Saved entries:
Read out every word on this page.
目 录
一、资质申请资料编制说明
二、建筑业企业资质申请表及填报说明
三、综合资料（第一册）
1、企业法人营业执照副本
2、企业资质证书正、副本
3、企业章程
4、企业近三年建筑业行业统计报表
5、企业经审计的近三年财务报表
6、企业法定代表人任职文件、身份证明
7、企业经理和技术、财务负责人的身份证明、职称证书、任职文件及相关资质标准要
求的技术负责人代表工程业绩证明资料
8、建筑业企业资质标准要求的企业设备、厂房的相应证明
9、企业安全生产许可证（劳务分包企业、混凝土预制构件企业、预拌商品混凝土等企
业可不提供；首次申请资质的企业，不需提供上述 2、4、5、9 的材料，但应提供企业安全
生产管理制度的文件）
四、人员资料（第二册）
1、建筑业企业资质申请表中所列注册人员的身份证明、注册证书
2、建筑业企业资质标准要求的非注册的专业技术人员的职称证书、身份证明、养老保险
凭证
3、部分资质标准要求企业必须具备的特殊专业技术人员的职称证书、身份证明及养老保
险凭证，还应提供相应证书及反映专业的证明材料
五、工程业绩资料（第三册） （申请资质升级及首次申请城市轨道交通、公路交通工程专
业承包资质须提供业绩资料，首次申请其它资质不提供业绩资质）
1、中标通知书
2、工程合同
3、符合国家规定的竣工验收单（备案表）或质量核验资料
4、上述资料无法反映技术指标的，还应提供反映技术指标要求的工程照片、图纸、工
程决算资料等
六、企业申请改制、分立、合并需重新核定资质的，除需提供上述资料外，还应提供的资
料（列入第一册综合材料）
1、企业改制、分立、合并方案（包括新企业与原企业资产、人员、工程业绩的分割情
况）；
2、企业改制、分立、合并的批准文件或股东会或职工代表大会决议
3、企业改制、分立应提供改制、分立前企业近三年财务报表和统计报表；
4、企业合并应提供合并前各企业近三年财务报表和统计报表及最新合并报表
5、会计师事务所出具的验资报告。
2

- _Problem statement_: Restate every line of the data word for word.

- _Solution for this task_:
Read out every word on this page.
目 录
一、资质申请资料编制说明
二、建筑业企业资质申请表及填报说明
三、综合资料（第一册）
1、企业法人营业执照副本
2、企业资质证书正、副本
3、企业章程
4、企业近三年建筑业行业统计报表
5、企业经审计的近三年财务报表
6、企业法定代表人任职文件、身份证明
7、企业经理和技术、财务负责人的身份证明、职称证书、任职文件及相关资质标准要
求的技术负责人代表工程业绩证明资料
8、建筑业企业资质标准要求的企业设备、厂房的相应证明
9、企业安全生产许可证（劳务分包企业、混凝土预制构件企业、预拌商品混凝土等企
业可不提供；首次申请资质的企业，不需提供上述 2、4、5、9 的材料，但应提供企业安全
生产管理制度的文件）
四、人员资料（第二册）
1、建筑业企业资质申请表中所列注册人员的身份证明、注册证书
2、建筑业企业资质标准要求的非注册的专业技术人员的职称证书、身份证明、养老保险
凭证
3、部分资质标准要求企业必须具备的特殊专业技术人员的职称证书、身份证明及养老保
险凭证，还应提供相应证书及反映专业的证明材料
五、工程业绩资料（第三册） （申请资质升级及首次申请城市轨道交通、公路交通工程专
业承包资质须提供业绩资料，首次申请其它资质不提供业绩资质）
1、中标通知书
2、工程合同
3、符合国家规定的竣工验收单（备案表）或质量核验资料
4、上述资料无法反映技术指标的，还应提供反映技术指标要求的工程照片、图纸、工
程决算资料等
六、企业申请改制、分立、合并需重新核定资质的，除需提供上述资料外，还应提供的资
料（列入第一册综合材料）
1、企业改制、分立、合并方案（包括新企业与原企业资产、人员、工程业绩的分割情
况）；
2、企业改制、分立、合并的批准文件或股东会或职工代表大会决议
3、企业改制、分立应提供改制、分立前企业近三年财务报表和统计报表；
4、企业合并应提供合并前各企业近三年财务报表和统计报表及最新合并报表
5、会计师事务所出具的验资报告。
2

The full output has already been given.